_Supplied data_.
· · · · · · ·
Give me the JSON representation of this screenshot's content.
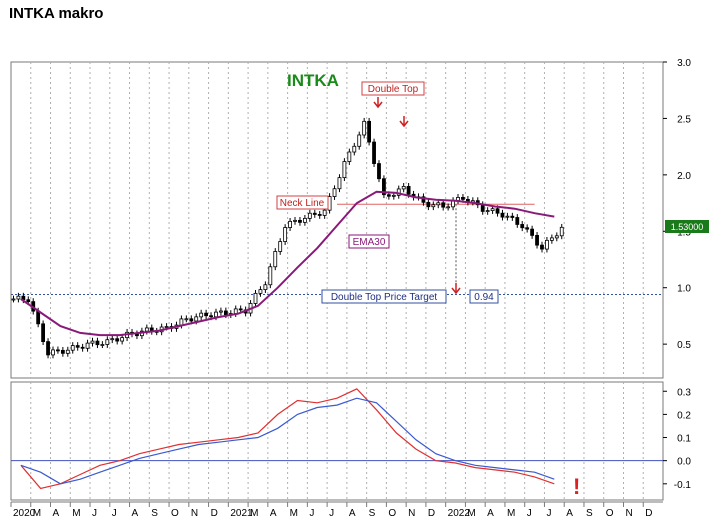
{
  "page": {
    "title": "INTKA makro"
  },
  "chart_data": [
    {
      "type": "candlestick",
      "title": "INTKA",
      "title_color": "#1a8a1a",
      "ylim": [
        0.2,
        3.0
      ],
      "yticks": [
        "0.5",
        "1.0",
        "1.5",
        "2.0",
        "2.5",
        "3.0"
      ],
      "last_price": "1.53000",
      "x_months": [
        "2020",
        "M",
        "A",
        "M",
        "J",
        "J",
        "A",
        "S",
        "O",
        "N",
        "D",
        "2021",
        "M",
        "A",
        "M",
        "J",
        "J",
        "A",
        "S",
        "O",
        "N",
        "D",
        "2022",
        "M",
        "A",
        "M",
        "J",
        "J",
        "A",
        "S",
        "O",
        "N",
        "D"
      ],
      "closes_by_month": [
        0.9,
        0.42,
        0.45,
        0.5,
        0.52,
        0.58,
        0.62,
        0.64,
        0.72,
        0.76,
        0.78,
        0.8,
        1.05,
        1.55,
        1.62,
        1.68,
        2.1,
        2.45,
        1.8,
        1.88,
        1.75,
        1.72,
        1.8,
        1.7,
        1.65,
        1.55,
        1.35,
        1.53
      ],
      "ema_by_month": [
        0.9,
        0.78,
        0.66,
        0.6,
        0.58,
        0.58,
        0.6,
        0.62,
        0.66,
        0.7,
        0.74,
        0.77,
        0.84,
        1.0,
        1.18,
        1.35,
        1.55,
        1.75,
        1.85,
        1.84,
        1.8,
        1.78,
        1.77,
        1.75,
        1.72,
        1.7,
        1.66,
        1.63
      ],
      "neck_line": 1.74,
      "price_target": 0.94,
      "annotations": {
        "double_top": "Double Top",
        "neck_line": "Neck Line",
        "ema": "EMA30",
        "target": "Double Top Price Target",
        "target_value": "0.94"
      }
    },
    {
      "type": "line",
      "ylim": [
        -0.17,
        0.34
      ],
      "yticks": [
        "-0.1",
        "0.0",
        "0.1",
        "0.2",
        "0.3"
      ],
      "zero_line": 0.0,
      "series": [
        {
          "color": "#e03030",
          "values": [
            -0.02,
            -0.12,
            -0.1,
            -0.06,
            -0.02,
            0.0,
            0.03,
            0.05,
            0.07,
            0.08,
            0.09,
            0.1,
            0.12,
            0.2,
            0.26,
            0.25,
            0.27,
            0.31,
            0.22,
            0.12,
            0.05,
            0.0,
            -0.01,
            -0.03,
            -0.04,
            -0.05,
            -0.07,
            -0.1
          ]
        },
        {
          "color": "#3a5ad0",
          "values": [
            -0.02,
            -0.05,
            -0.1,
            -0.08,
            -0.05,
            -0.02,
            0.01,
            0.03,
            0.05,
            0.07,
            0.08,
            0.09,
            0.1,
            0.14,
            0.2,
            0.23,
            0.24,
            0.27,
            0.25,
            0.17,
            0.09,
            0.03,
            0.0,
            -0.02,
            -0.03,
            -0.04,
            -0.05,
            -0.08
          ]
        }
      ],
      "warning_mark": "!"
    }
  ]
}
· · · · · · ·
_Set task_.
Omit the pictures. Transcribe every record exactly.

_In response_.
Give me the JSON representation of this screenshot's content.
{
  "page": {
    "title": "INTKA makro"
  },
  "chart_data": [
    {
      "type": "candlestick",
      "title": "INTKA",
      "title_color": "#1a8a1a",
      "ylim": [
        0.2,
        3.0
      ],
      "yticks": [
        "0.5",
        "1.0",
        "1.5",
        "2.0",
        "2.5",
        "3.0"
      ],
      "last_price": "1.53000",
      "x_months": [
        "2020",
        "M",
        "A",
        "M",
        "J",
        "J",
        "A",
        "S",
        "O",
        "N",
        "D",
        "2021",
        "M",
        "A",
        "M",
        "J",
        "J",
        "A",
        "S",
        "O",
        "N",
        "D",
        "2022",
        "M",
        "A",
        "M",
        "J",
        "J",
        "A",
        "S",
        "O",
        "N",
        "D"
      ],
      "closes_by_month": [
        0.9,
        0.42,
        0.45,
        0.5,
        0.52,
        0.58,
        0.62,
        0.64,
        0.72,
        0.76,
        0.78,
        0.8,
        1.05,
        1.55,
        1.62,
        1.68,
        2.1,
        2.45,
        1.8,
        1.88,
        1.75,
        1.72,
        1.8,
        1.7,
        1.65,
        1.55,
        1.35,
        1.53
      ],
      "ema_by_month": [
        0.9,
        0.78,
        0.66,
        0.6,
        0.58,
        0.58,
        0.6,
        0.62,
        0.66,
        0.7,
        0.74,
        0.77,
        0.84,
        1.0,
        1.18,
        1.35,
        1.55,
        1.75,
        1.85,
        1.84,
        1.8,
        1.78,
        1.77,
        1.75,
        1.72,
        1.7,
        1.66,
        1.63
      ],
      "neck_line": 1.74,
      "price_target": 0.94,
      "annotations": {
        "double_top": "Double Top",
        "neck_line": "Neck Line",
        "ema": "EMA30",
        "target": "Double Top Price Target",
        "target_value": "0.94"
      }
    },
    {
      "type": "line",
      "ylim": [
        -0.17,
        0.34
      ],
      "yticks": [
        "-0.1",
        "0.0",
        "0.1",
        "0.2",
        "0.3"
      ],
      "zero_line": 0.0,
      "series": [
        {
          "color": "#e03030",
          "values": [
            -0.02,
            -0.12,
            -0.1,
            -0.06,
            -0.02,
            0.0,
            0.03,
            0.05,
            0.07,
            0.08,
            0.09,
            0.1,
            0.12,
            0.2,
            0.26,
            0.25,
            0.27,
            0.31,
            0.22,
            0.12,
            0.05,
            0.0,
            -0.01,
            -0.03,
            -0.04,
            -0.05,
            -0.07,
            -0.1
          ]
        },
        {
          "color": "#3a5ad0",
          "values": [
            -0.02,
            -0.05,
            -0.1,
            -0.08,
            -0.05,
            -0.02,
            0.01,
            0.03,
            0.05,
            0.07,
            0.08,
            0.09,
            0.1,
            0.14,
            0.2,
            0.23,
            0.24,
            0.27,
            0.25,
            0.17,
            0.09,
            0.03,
            0.0,
            -0.02,
            -0.03,
            -0.04,
            -0.05,
            -0.08
          ]
        }
      ],
      "warning_mark": "!"
    }
  ]
}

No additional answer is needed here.